• WORK TO DO: In the entries below, count every line containing "JSON". Return the number and nothing else.

═══ PROVIDED ENTRIES

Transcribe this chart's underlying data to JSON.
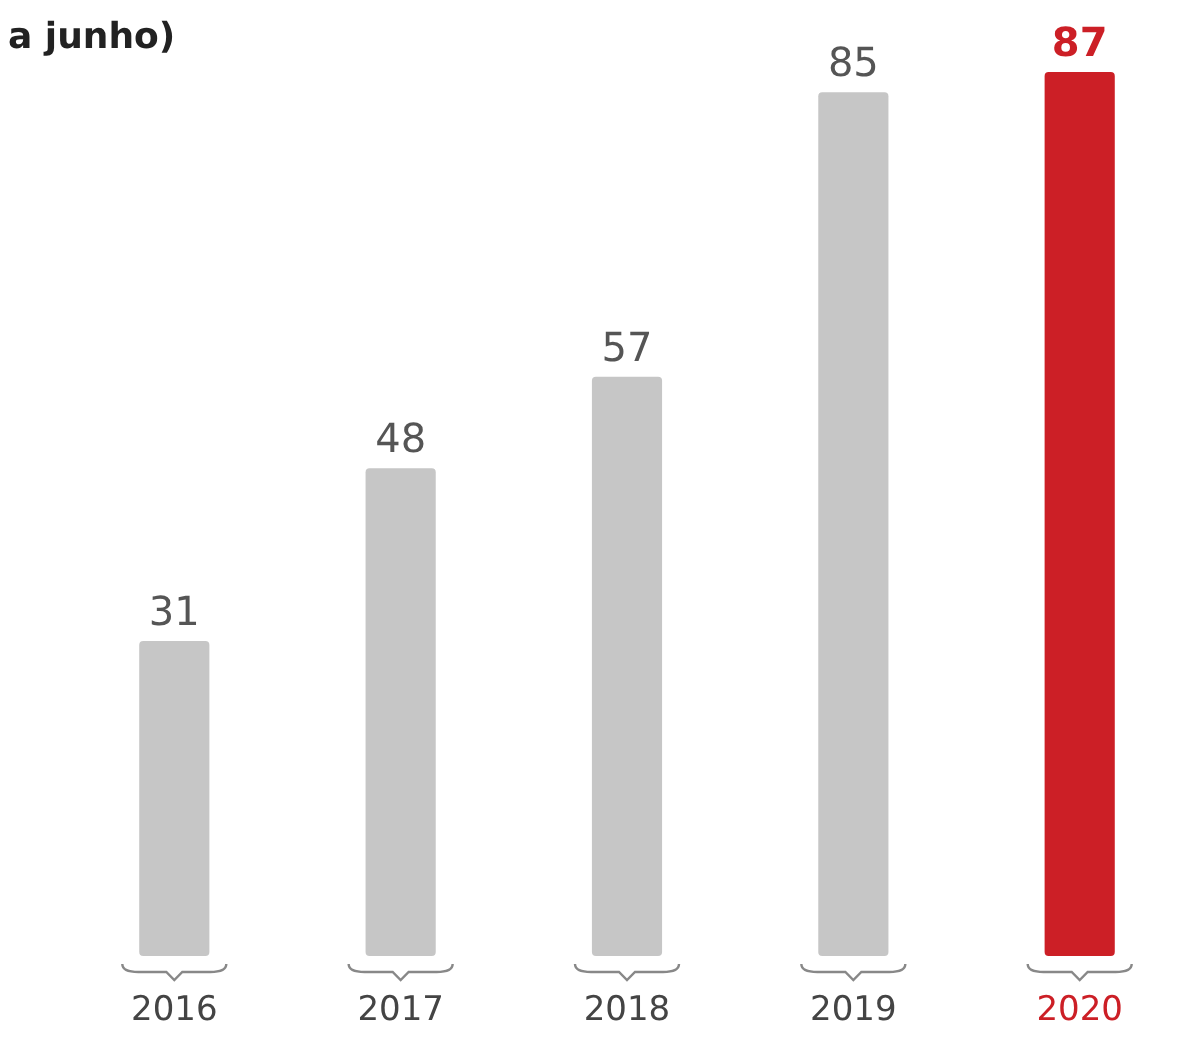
{
  "chart_data": {
    "type": "bar",
    "title": "a junho)",
    "categories": [
      "2016",
      "2017",
      "2018",
      "2019",
      "2020"
    ],
    "values": [
      31,
      48,
      57,
      85,
      87
    ],
    "colors": [
      "#c6c6c6",
      "#c6c6c6",
      "#c6c6c6",
      "#c6c6c6",
      "#cc1f26"
    ],
    "data_labels": true
  }
}
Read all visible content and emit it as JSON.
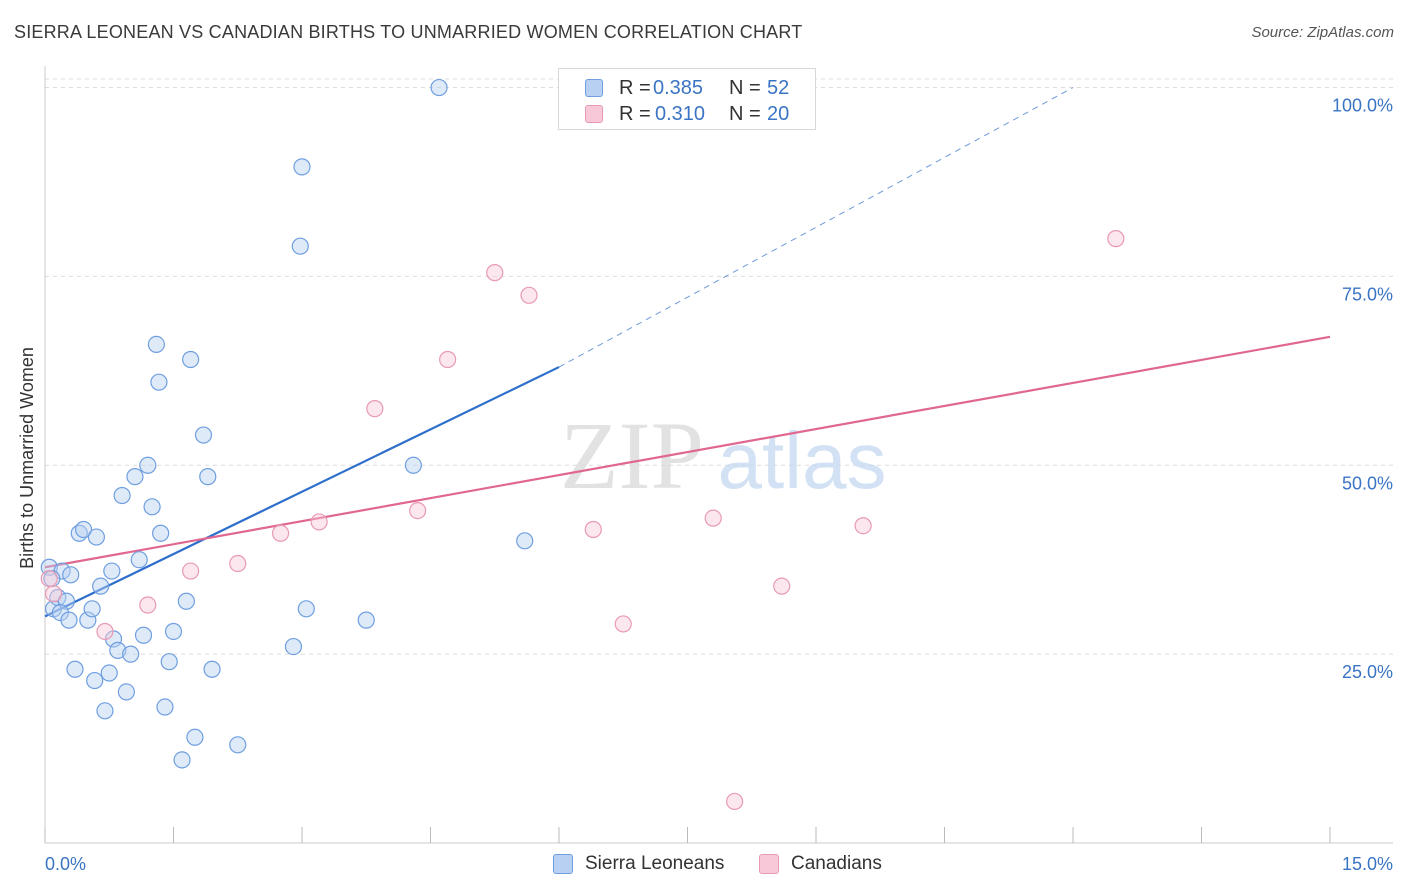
{
  "chart_data": {
    "type": "scatter",
    "title": "SIERRA LEONEAN VS CANADIAN BIRTHS TO UNMARRIED WOMEN CORRELATION CHART",
    "source": "Source: ZipAtlas.com",
    "xlabel": "",
    "ylabel": "Births to Unmarried Women",
    "xlim": [
      0,
      15
    ],
    "ylim": [
      0,
      101
    ],
    "x_tick_labels": {
      "left": "0.0%",
      "right": "15.0%"
    },
    "y_ticks": [
      {
        "value": 25,
        "label": "25.0%"
      },
      {
        "value": 50,
        "label": "50.0%"
      },
      {
        "value": 75,
        "label": "75.0%"
      },
      {
        "value": 100,
        "label": "100.0%"
      }
    ],
    "watermark": {
      "zip": "ZIP",
      "atlas": "atlas"
    },
    "legend": [
      {
        "series": "Sierra Leoneans",
        "r_label": "R =",
        "r": "0.385",
        "n_label": "N =",
        "n": "52"
      },
      {
        "series": "Canadians",
        "r_label": "R =",
        "r": "0.310",
        "n_label": "N =",
        "n": "20"
      }
    ],
    "series": [
      {
        "name": "Sierra Leoneans",
        "color": "#6f9fe0",
        "fill": "#b8d0f2",
        "line_color": "#2f6fcc",
        "trend": {
          "x0": 0.0,
          "y0": 30.0,
          "x1": 6.0,
          "y1": 63.0,
          "dash_x1": 12.0,
          "dash_y1": 100.0
        },
        "points": [
          [
            0.05,
            36.5
          ],
          [
            0.1,
            31.0
          ],
          [
            0.15,
            32.5
          ],
          [
            0.2,
            36.0
          ],
          [
            0.25,
            32.0
          ],
          [
            0.3,
            35.5
          ],
          [
            0.35,
            23.0
          ],
          [
            0.4,
            41.0
          ],
          [
            0.45,
            41.5
          ],
          [
            0.5,
            29.5
          ],
          [
            0.55,
            31.0
          ],
          [
            0.6,
            40.5
          ],
          [
            0.65,
            34.0
          ],
          [
            0.7,
            17.5
          ],
          [
            0.75,
            22.5
          ],
          [
            0.8,
            27.0
          ],
          [
            0.85,
            25.5
          ],
          [
            0.9,
            46.0
          ],
          [
            0.95,
            20.0
          ],
          [
            1.0,
            25.0
          ],
          [
            1.05,
            48.5
          ],
          [
            1.1,
            37.5
          ],
          [
            1.15,
            27.5
          ],
          [
            1.2,
            50.0
          ],
          [
            1.25,
            44.5
          ],
          [
            1.3,
            66.0
          ],
          [
            1.33,
            61.0
          ],
          [
            1.35,
            41.0
          ],
          [
            1.4,
            18.0
          ],
          [
            1.45,
            24.0
          ],
          [
            1.5,
            28.0
          ],
          [
            1.6,
            11.0
          ],
          [
            1.65,
            32.0
          ],
          [
            1.7,
            64.0
          ],
          [
            1.75,
            14.0
          ],
          [
            1.85,
            54.0
          ],
          [
            1.9,
            48.5
          ],
          [
            1.95,
            23.0
          ],
          [
            2.25,
            13.0
          ],
          [
            2.9,
            26.0
          ],
          [
            2.98,
            79.0
          ],
          [
            3.0,
            89.5
          ],
          [
            3.05,
            31.0
          ],
          [
            3.75,
            29.5
          ],
          [
            4.3,
            50.0
          ],
          [
            4.6,
            100.0
          ],
          [
            5.6,
            40.0
          ],
          [
            0.08,
            35.0
          ],
          [
            0.18,
            30.5
          ],
          [
            0.28,
            29.5
          ],
          [
            0.58,
            21.5
          ],
          [
            0.78,
            36.0
          ]
        ]
      },
      {
        "name": "Canadians",
        "color": "#e89ab3",
        "fill": "#f7c9d8",
        "line_color": "#e06790",
        "trend": {
          "x0": 0.0,
          "y0": 36.5,
          "x1": 15.0,
          "y1": 67.0
        },
        "points": [
          [
            0.1,
            33.0
          ],
          [
            0.7,
            28.0
          ],
          [
            1.2,
            31.5
          ],
          [
            1.7,
            36.0
          ],
          [
            2.25,
            37.0
          ],
          [
            2.75,
            41.0
          ],
          [
            3.2,
            42.5
          ],
          [
            3.85,
            57.5
          ],
          [
            4.35,
            44.0
          ],
          [
            4.7,
            64.0
          ],
          [
            5.25,
            75.5
          ],
          [
            5.65,
            72.5
          ],
          [
            6.4,
            41.5
          ],
          [
            6.75,
            29.0
          ],
          [
            7.8,
            43.0
          ],
          [
            8.05,
            5.5
          ],
          [
            8.6,
            34.0
          ],
          [
            9.55,
            42.0
          ],
          [
            12.5,
            80.0
          ],
          [
            0.05,
            35.0
          ]
        ]
      }
    ]
  }
}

══════

• OUTPUT: 2